[Records from a collection]
━━━━━━━━━━━━━━━━━━━━
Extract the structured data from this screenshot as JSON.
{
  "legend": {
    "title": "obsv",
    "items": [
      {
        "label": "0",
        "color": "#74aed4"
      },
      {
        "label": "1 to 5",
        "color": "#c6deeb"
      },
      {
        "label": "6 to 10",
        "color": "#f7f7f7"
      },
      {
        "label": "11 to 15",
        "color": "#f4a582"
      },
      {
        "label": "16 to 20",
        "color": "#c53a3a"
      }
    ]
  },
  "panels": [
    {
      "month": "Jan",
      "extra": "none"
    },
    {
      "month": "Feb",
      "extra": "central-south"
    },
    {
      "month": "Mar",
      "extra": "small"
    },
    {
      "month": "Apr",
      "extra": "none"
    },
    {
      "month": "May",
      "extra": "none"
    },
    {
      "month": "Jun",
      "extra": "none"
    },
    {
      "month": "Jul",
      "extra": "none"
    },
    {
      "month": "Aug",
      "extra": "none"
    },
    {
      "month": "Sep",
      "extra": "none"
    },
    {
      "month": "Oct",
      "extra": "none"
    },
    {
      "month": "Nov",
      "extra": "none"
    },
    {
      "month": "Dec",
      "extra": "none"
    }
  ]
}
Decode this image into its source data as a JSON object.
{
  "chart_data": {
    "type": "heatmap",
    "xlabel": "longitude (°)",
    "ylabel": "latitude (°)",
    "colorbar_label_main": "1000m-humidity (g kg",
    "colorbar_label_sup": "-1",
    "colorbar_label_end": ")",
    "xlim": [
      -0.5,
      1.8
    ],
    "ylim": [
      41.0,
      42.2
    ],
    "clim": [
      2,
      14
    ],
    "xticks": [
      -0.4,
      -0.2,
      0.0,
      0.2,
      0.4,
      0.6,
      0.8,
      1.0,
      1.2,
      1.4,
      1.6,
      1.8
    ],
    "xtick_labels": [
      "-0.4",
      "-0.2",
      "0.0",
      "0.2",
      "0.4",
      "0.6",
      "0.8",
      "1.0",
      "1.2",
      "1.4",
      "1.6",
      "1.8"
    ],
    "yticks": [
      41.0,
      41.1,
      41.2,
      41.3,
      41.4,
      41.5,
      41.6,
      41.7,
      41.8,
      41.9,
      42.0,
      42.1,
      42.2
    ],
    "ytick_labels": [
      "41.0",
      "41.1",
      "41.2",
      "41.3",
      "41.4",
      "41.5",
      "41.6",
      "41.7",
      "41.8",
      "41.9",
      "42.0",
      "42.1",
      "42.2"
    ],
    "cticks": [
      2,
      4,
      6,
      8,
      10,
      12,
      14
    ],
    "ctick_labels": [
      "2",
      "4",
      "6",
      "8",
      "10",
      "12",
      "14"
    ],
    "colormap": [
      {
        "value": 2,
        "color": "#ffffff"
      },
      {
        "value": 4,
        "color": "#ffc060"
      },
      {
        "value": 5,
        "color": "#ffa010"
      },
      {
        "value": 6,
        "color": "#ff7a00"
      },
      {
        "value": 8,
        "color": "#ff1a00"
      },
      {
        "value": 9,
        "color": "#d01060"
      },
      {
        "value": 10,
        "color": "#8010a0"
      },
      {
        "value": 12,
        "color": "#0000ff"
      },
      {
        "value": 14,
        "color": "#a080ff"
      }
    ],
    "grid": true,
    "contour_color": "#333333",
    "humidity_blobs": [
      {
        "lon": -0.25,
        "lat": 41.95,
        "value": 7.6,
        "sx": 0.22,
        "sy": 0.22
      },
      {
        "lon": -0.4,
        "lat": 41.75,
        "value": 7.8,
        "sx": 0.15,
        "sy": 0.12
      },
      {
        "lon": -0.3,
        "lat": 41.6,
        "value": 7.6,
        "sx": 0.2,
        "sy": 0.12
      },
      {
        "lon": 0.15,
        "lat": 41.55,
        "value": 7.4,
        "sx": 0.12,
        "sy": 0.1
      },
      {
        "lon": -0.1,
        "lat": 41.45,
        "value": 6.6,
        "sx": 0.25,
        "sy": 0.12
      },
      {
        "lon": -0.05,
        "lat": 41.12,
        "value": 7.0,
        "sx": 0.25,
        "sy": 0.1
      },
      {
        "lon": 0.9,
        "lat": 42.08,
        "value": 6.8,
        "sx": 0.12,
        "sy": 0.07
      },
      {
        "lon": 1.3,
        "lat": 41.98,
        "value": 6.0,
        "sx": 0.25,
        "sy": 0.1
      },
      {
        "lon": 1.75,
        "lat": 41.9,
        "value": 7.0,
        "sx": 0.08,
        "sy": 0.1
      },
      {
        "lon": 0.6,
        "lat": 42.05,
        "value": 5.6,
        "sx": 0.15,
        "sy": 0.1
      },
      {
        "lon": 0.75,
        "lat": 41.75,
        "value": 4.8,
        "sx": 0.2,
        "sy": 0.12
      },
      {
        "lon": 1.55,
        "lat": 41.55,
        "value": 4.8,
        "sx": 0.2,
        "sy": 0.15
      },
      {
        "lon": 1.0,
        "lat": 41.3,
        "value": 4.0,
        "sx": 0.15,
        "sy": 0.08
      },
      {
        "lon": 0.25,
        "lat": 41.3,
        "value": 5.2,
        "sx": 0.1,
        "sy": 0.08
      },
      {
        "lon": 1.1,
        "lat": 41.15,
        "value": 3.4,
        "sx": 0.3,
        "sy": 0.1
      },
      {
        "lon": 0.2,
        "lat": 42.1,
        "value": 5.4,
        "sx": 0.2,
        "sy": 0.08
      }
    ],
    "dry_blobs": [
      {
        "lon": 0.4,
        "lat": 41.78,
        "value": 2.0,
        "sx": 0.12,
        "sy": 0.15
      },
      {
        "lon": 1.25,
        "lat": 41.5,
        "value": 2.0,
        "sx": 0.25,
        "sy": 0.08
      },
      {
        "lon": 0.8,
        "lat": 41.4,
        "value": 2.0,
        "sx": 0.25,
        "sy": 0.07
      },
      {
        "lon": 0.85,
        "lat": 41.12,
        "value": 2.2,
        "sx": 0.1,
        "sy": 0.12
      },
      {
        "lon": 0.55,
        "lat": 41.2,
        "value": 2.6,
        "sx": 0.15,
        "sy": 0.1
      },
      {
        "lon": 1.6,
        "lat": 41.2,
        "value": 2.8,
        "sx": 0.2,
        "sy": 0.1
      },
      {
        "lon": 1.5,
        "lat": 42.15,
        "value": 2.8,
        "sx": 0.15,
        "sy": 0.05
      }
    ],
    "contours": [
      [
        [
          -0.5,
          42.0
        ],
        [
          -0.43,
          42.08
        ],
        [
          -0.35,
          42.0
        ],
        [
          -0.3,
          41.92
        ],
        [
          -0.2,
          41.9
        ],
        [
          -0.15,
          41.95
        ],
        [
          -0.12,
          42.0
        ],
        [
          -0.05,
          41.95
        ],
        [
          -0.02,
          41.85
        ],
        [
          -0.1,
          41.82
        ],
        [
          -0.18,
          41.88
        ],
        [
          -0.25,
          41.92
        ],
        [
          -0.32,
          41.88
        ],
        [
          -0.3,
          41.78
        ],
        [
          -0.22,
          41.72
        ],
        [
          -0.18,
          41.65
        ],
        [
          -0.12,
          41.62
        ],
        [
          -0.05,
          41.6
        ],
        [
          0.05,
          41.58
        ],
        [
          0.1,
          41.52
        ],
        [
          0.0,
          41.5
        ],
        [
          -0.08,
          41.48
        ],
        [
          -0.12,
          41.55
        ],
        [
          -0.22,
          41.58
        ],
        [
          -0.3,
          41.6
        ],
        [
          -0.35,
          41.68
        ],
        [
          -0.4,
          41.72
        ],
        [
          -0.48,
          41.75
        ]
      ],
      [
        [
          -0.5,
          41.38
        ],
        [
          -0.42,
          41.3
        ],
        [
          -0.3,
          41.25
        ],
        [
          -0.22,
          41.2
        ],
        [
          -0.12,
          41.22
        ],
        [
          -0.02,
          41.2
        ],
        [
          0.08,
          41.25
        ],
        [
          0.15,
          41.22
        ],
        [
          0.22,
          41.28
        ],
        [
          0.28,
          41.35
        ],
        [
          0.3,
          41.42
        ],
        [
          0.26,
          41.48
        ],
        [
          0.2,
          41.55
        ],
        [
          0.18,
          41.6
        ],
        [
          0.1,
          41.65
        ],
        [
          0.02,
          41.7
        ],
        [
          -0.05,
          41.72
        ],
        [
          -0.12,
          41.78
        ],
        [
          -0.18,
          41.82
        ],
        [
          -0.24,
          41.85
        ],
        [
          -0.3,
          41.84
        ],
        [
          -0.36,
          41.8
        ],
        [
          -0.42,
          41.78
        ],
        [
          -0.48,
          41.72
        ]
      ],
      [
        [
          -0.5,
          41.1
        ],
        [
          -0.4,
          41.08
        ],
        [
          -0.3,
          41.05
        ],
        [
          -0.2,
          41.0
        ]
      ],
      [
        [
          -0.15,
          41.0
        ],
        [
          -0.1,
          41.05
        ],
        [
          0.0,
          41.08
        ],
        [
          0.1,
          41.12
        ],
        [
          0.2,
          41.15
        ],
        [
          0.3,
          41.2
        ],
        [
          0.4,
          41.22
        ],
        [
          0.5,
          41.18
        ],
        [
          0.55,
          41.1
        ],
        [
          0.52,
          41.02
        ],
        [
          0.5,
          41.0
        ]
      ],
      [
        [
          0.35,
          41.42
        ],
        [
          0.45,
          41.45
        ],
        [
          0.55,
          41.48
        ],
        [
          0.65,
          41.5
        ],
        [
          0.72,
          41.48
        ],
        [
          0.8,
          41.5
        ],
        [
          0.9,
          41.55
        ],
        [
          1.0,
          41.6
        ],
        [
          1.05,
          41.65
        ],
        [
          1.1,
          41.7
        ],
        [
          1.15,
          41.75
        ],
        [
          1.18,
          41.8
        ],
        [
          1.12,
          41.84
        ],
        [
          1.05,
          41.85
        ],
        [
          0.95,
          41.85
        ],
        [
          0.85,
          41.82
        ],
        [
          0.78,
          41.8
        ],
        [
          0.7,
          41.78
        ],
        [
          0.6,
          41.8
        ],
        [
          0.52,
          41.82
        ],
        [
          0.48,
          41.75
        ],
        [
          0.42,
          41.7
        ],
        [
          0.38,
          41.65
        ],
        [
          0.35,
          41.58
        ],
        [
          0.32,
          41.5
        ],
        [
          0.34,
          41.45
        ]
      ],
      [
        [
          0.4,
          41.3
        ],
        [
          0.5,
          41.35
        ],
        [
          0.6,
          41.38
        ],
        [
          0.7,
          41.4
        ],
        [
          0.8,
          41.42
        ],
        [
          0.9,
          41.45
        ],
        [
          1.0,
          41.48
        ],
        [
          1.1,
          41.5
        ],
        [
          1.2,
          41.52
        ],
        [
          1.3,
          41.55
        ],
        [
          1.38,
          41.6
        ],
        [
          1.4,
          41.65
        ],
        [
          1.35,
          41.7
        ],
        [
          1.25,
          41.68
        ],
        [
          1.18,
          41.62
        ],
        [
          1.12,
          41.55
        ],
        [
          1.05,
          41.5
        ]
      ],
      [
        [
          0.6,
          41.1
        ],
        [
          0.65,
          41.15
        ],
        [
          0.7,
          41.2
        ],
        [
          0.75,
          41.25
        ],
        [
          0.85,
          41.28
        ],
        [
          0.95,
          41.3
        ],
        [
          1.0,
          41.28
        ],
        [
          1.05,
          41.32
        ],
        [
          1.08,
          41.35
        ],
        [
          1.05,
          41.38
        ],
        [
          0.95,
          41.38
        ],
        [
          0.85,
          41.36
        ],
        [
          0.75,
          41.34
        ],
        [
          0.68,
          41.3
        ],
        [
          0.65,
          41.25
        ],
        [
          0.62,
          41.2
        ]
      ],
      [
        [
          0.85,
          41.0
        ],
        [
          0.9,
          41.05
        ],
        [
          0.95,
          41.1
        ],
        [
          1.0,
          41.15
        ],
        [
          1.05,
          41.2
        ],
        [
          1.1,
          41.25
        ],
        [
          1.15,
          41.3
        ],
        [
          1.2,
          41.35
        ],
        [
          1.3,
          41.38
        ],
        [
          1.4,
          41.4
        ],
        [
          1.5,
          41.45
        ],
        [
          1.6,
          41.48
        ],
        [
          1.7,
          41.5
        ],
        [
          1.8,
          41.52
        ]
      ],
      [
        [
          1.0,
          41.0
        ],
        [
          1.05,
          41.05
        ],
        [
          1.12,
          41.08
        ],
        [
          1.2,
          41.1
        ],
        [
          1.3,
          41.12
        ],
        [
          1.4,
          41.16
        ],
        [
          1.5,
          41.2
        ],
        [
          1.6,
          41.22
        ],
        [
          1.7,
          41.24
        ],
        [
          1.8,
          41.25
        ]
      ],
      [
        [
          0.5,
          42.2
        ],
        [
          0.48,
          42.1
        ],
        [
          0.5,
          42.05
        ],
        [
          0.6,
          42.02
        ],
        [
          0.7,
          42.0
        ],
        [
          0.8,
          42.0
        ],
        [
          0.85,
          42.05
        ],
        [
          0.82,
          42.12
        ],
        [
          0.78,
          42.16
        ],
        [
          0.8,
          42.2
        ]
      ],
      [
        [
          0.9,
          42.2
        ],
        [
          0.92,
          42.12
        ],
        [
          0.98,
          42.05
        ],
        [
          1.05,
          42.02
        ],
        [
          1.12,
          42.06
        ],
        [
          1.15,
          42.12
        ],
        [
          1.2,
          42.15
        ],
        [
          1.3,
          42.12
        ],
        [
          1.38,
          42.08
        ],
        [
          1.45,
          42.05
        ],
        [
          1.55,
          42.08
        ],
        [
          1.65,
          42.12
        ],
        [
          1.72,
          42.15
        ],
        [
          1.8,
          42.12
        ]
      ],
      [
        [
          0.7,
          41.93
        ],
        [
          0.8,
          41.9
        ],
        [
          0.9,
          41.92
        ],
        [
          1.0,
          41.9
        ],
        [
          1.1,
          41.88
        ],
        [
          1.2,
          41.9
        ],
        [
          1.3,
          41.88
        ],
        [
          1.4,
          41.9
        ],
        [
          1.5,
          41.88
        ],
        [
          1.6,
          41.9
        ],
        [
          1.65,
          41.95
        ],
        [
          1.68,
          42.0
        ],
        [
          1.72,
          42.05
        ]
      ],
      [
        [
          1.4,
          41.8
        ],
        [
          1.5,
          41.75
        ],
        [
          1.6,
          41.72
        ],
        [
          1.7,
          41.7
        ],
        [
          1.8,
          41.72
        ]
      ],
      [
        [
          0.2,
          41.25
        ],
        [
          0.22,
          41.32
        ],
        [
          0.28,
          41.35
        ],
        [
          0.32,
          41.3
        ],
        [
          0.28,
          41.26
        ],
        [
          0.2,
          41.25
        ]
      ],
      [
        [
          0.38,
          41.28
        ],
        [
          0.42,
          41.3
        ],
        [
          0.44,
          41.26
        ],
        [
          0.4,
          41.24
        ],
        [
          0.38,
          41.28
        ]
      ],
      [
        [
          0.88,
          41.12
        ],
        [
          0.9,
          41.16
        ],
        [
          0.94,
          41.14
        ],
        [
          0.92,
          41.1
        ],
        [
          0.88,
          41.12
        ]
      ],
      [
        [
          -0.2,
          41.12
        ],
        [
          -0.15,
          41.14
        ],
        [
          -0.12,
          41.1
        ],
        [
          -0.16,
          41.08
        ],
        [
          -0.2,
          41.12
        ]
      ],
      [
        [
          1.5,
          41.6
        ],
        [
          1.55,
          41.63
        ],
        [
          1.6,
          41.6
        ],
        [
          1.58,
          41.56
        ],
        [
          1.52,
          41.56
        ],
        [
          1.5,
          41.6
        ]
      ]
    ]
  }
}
━━━━━━━━━━━━━━━━━━━━
→ **Given exercise**:
Select from the material above each line in which the string "this" appears, and list those lines.

→ **Final result**:
Extract the structured data from this screenshot as JSON.
Decode this image into its source data as a JSON object.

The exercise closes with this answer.